• THE EXERCISE: Show every line containing "most" by copying it.
----- DATA EXTRACT
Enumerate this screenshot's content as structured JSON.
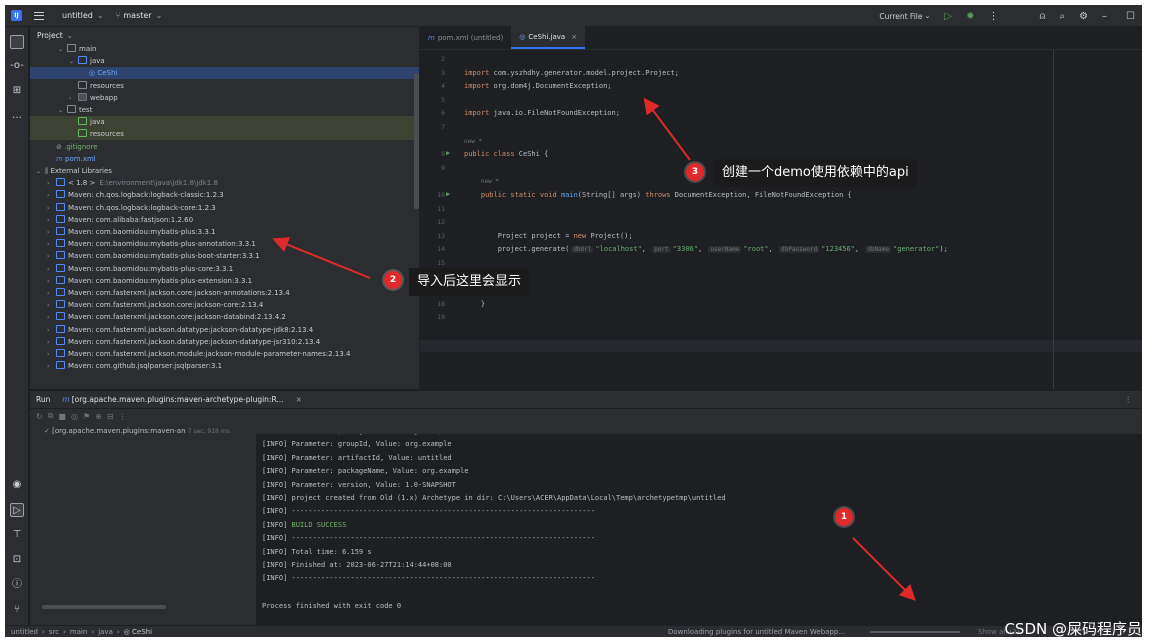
{
  "titlebar": {
    "project": "untitled",
    "branch": "master",
    "run_config": "Current File"
  },
  "project_panel": {
    "title": "Project",
    "tree": [
      {
        "label": "main",
        "indent": 2,
        "arrow": "v",
        "icon": "folder",
        "style": ""
      },
      {
        "label": "java",
        "indent": 3,
        "arrow": "v",
        "icon": "folder-blue",
        "style": ""
      },
      {
        "label": "CeShi",
        "indent": 4,
        "arrow": "",
        "icon": "class",
        "style": "sel"
      },
      {
        "label": "resources",
        "indent": 3,
        "arrow": "",
        "icon": "folder",
        "style": ""
      },
      {
        "label": "webapp",
        "indent": 3,
        "arrow": ">",
        "icon": "folder-dark",
        "style": ""
      },
      {
        "label": "test",
        "indent": 2,
        "arrow": "v",
        "icon": "folder",
        "style": ""
      },
      {
        "label": "java",
        "indent": 3,
        "arrow": "",
        "icon": "folder-green",
        "style": "hl"
      },
      {
        "label": "resources",
        "indent": 3,
        "arrow": "",
        "icon": "folder-green",
        "style": "hl"
      },
      {
        "label": ".gitignore",
        "indent": 1,
        "arrow": "",
        "icon": "gitignore",
        "style": "green"
      },
      {
        "label": "pom.xml",
        "indent": 1,
        "arrow": "",
        "icon": "maven",
        "style": "blue"
      },
      {
        "label": "External Libraries",
        "indent": 0,
        "arrow": "v",
        "icon": "libs",
        "style": ""
      },
      {
        "label": "< 1.8 >",
        "extra": "E:\\environment\\java\\jdk1.8\\jdk1.8",
        "indent": 1,
        "arrow": ">",
        "icon": "lib",
        "style": ""
      },
      {
        "label": "Maven: ch.qos.logback:logback-classic:1.2.3",
        "indent": 1,
        "arrow": ">",
        "icon": "lib",
        "style": ""
      },
      {
        "label": "Maven: ch.qos.logback:logback-core:1.2.3",
        "indent": 1,
        "arrow": ">",
        "icon": "lib",
        "style": ""
      },
      {
        "label": "Maven: com.alibaba:fastjson:1.2.60",
        "indent": 1,
        "arrow": ">",
        "icon": "lib",
        "style": ""
      },
      {
        "label": "Maven: com.baomidou:mybatis-plus:3.3.1",
        "indent": 1,
        "arrow": ">",
        "icon": "lib",
        "style": ""
      },
      {
        "label": "Maven: com.baomidou:mybatis-plus-annotation:3.3.1",
        "indent": 1,
        "arrow": ">",
        "icon": "lib",
        "style": ""
      },
      {
        "label": "Maven: com.baomidou:mybatis-plus-boot-starter:3.3.1",
        "indent": 1,
        "arrow": ">",
        "icon": "lib",
        "style": ""
      },
      {
        "label": "Maven: com.baomidou:mybatis-plus-core:3.3.1",
        "indent": 1,
        "arrow": ">",
        "icon": "lib",
        "style": ""
      },
      {
        "label": "Maven: com.baomidou:mybatis-plus-extension:3.3.1",
        "indent": 1,
        "arrow": ">",
        "icon": "lib",
        "style": ""
      },
      {
        "label": "Maven: com.fasterxml.jackson.core:jackson-annotations:2.13.4",
        "indent": 1,
        "arrow": ">",
        "icon": "lib",
        "style": ""
      },
      {
        "label": "Maven: com.fasterxml.jackson.core:jackson-core:2.13.4",
        "indent": 1,
        "arrow": ">",
        "icon": "lib",
        "style": ""
      },
      {
        "label": "Maven: com.fasterxml.jackson.core:jackson-databind:2.13.4.2",
        "indent": 1,
        "arrow": ">",
        "icon": "lib",
        "style": ""
      },
      {
        "label": "Maven: com.fasterxml.jackson.datatype:jackson-datatype-jdk8:2.13.4",
        "indent": 1,
        "arrow": ">",
        "icon": "lib",
        "style": ""
      },
      {
        "label": "Maven: com.fasterxml.jackson.datatype:jackson-datatype-jsr310:2.13.4",
        "indent": 1,
        "arrow": ">",
        "icon": "lib",
        "style": ""
      },
      {
        "label": "Maven: com.fasterxml.jackson.module:jackson-module-parameter-names:2.13.4",
        "indent": 1,
        "arrow": ">",
        "icon": "lib",
        "style": ""
      },
      {
        "label": "Maven: com.github.jsqlparser:jsqlparser:3.1",
        "indent": 1,
        "arrow": ">",
        "icon": "lib",
        "style": ""
      }
    ]
  },
  "editor": {
    "tabs": [
      {
        "label": "pom.xml (untitled)",
        "icon": "maven-icon",
        "active": false
      },
      {
        "label": "CeShi.java",
        "icon": "class-icon",
        "active": true
      }
    ],
    "lines": [
      {
        "n": "2",
        "html": ""
      },
      {
        "n": "3",
        "html": "<span class='kw'>import</span> com.yszhdhy.generator.model.project.Project;"
      },
      {
        "n": "4",
        "html": "<span class='kw'>import</span> org.dom4j.DocumentException;"
      },
      {
        "n": "5",
        "html": ""
      },
      {
        "n": "6",
        "html": "<span class='kw'>import</span> java.io.FileNotFoundException;"
      },
      {
        "n": "7",
        "html": ""
      },
      {
        "n": "",
        "html": "<span style='color:#6f737a;font-size:6px'>new *</span>"
      },
      {
        "n": "8",
        "html": "<span class='kw'>public class</span> CeShi {",
        "run": true
      },
      {
        "n": "9",
        "html": ""
      },
      {
        "n": "",
        "html": "    <span style='color:#6f737a;font-size:6px'>new *</span>"
      },
      {
        "n": "10",
        "html": "    <span class='kw'>public static void</span> <span class='fn'>main</span>(String[] args) <span class='kw'>throws</span> DocumentException, FileNotFoundException {",
        "run": true
      },
      {
        "n": "11",
        "html": ""
      },
      {
        "n": "12",
        "html": ""
      },
      {
        "n": "13",
        "html": "        Project project = <span class='kw'>new</span> Project();"
      },
      {
        "n": "14",
        "html": "        project.generate(<span class='hint'>dbUrl</span><span class='st'>\"localhost\"</span>, <span class='hint'>port</span><span class='st'>\"3306\"</span>, <span class='hint'>userName</span><span class='st'>\"root\"</span>, <span class='hint'>dbPassword</span><span class='st'>\"123456\"</span>, <span class='hint'>dbName</span><span class='st'>\"generator\"</span>);"
      },
      {
        "n": "15",
        "html": ""
      },
      {
        "n": "16",
        "html": ""
      },
      {
        "n": "17",
        "html": ""
      },
      {
        "n": "18",
        "html": "    }"
      },
      {
        "n": "19",
        "html": ""
      }
    ]
  },
  "run_panel": {
    "tab_run": "Run",
    "tab_config": "[org.apache.maven.plugins:maven-archetype-plugin:R...",
    "tree_item": "[org.apache.maven.plugins:maven-an",
    "tree_time": "7 sec, 918 ms",
    "console": [
      {
        "text": "[INFO] Parameter: package, Value: org.example",
        "cls": ""
      },
      {
        "text": "[INFO] Parameter: groupId, Value: org.example",
        "cls": ""
      },
      {
        "text": "[INFO] Parameter: artifactId, Value: untitled",
        "cls": ""
      },
      {
        "text": "[INFO] Parameter: packageName, Value: org.example",
        "cls": ""
      },
      {
        "text": "[INFO] Parameter: version, Value: 1.0-SNAPSHOT",
        "cls": ""
      },
      {
        "text": "[INFO] project created from Old (1.x) Archetype in dir: C:\\Users\\ACER\\AppData\\Local\\Temp\\archetypetmp\\untitled",
        "cls": ""
      },
      {
        "text": "[INFO] ------------------------------------------------------------------------",
        "cls": ""
      },
      {
        "text": "[INFO] BUILD SUCCESS",
        "cls": "success"
      },
      {
        "text": "[INFO] ------------------------------------------------------------------------",
        "cls": ""
      },
      {
        "text": "[INFO] Total time:  6.159 s",
        "cls": ""
      },
      {
        "text": "[INFO] Finished at: 2023-06-27T21:14:44+08:00",
        "cls": ""
      },
      {
        "text": "[INFO] ------------------------------------------------------------------------",
        "cls": ""
      },
      {
        "text": "",
        "cls": ""
      },
      {
        "text": "Process finished with exit code 0",
        "cls": ""
      }
    ]
  },
  "statusbar": {
    "crumbs": [
      "untitled",
      "src",
      "main",
      "java",
      "CeShi"
    ],
    "progress_text": "Downloading plugins for untitled Maven Webapp...",
    "extra": "Show all (2)"
  },
  "annotations": {
    "a1": {
      "num": "1"
    },
    "a2": {
      "num": "2",
      "text": "导入后这里会显示"
    },
    "a3": {
      "num": "3",
      "text": "创建一个demo使用依赖中的api"
    }
  },
  "watermark": "CSDN @屎码程序员",
  "colors": {
    "accent": "#3574f0",
    "badge": "#e02a2a",
    "success": "#73b56c"
  }
}
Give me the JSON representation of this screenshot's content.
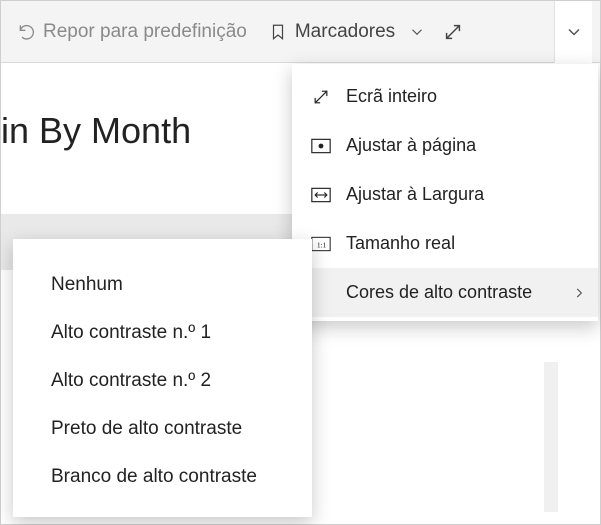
{
  "toolbar": {
    "reset_label": "Repor para predefinição",
    "bookmarks_label": "Marcadores"
  },
  "page": {
    "title_fragment": "in By Month"
  },
  "view_menu": {
    "items": [
      {
        "label": "Ecrã inteiro"
      },
      {
        "label": "Ajustar à página"
      },
      {
        "label": "Ajustar à Largura"
      },
      {
        "label": "Tamanho real"
      },
      {
        "label": "Cores de alto contraste"
      }
    ]
  },
  "contrast_submenu": {
    "items": [
      {
        "label": "Nenhum"
      },
      {
        "label": "Alto contraste n.º 1"
      },
      {
        "label": "Alto contraste n.º 2"
      },
      {
        "label": "Preto de alto contraste"
      },
      {
        "label": "Branco de alto contraste"
      }
    ]
  }
}
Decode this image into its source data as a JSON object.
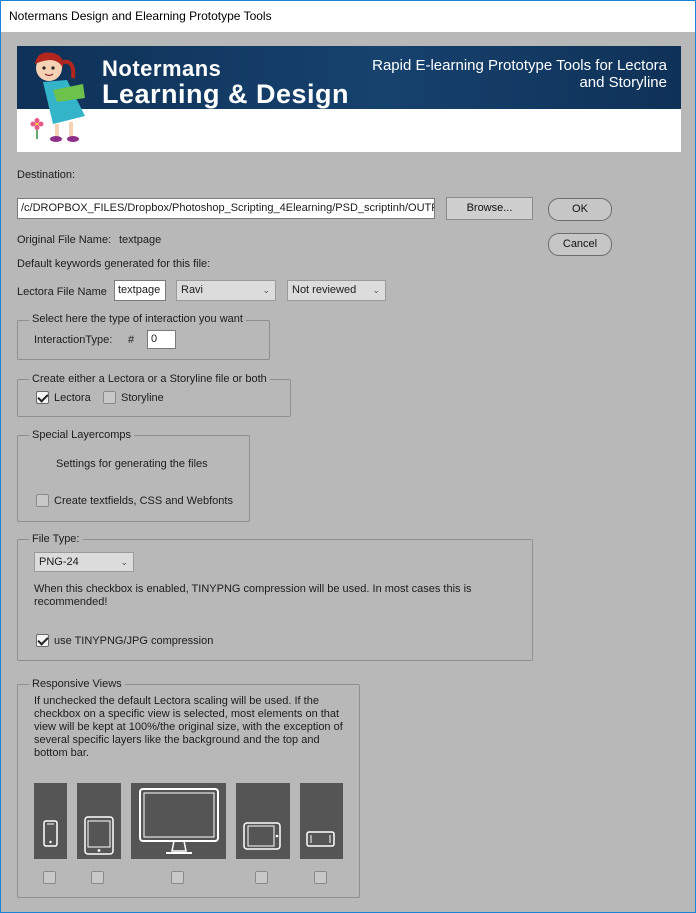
{
  "window": {
    "title": "Notermans Design and Elearning Prototype Tools"
  },
  "banner": {
    "logo_line1": "Notermans",
    "logo_line2": "Learning & Design",
    "tagline": "Rapid E-learning Prototype Tools for Lectora and Storyline"
  },
  "destination": {
    "label": "Destination:",
    "value": "/c/DROPBOX_FILES/Dropbox/Photoshop_Scripting_4Elearning/PSD_scriptinh/OUTPUT",
    "browse_label": "Browse..."
  },
  "actions": {
    "ok_label": "OK",
    "cancel_label": "Cancel"
  },
  "file": {
    "original_label": "Original File Name:",
    "original_value": "textpage",
    "keywords_label": "Default keywords generated for this file:",
    "lectora_label": "Lectora File Name",
    "lectora_value": "textpage",
    "author_select": "Ravi",
    "status_select": "Not reviewed"
  },
  "interaction": {
    "title": "Select here the type of interaction you want",
    "type_label": "InteractionType:",
    "hash": "#",
    "value": "0"
  },
  "output_kind": {
    "title": "Create either a Lectora or a Storyline file or both",
    "lectora_label": "Lectora",
    "lectora_checked": true,
    "storyline_label": "Storyline",
    "storyline_checked": false
  },
  "layercomps": {
    "title": "Special Layercomps",
    "subtitle": "Settings for generating the files",
    "textfields_label": "Create textfields, CSS and Webfonts",
    "textfields_checked": false
  },
  "file_type": {
    "title": "File Type:",
    "selected": "PNG-24",
    "note": "When this checkbox is enabled, TINYPNG compression will be used. In most cases this is recommended!",
    "tinypng_label": "use TINYPNG/JPG compression",
    "tinypng_checked": true
  },
  "responsive": {
    "title": "Responsive Views",
    "description": "If unchecked the default Lectora scaling will be used. If the checkbox on a specific view is selected, most elements on that view will be kept at 100%/the original size, with the exception of several specific layers like the background and the top and bottom bar.",
    "views": [
      {
        "icon": "phone-portrait-icon",
        "checked": false
      },
      {
        "icon": "tablet-portrait-icon",
        "checked": false
      },
      {
        "icon": "desktop-monitor-icon",
        "checked": false
      },
      {
        "icon": "tablet-landscape-icon",
        "checked": false
      },
      {
        "icon": "phone-landscape-icon",
        "checked": false
      }
    ]
  },
  "colors": {
    "dialog_bg": "#b8b8b8",
    "banner_bg": "#13365f",
    "device_tile": "#555555",
    "window_border": "#1883d7"
  }
}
----------
• EXERCISE SOLUTION:
    "note": "When this checkbox is enabled, TINYPNG compression will be used. In most cases this is recommended!",
    "description": "If unchecked the default Lectora scaling will be used. If the checkbox on a specific view is selected, most elements on that view will be kept at 100%/the original size, with the exception of several specific layers like the background and the top and bottom bar.",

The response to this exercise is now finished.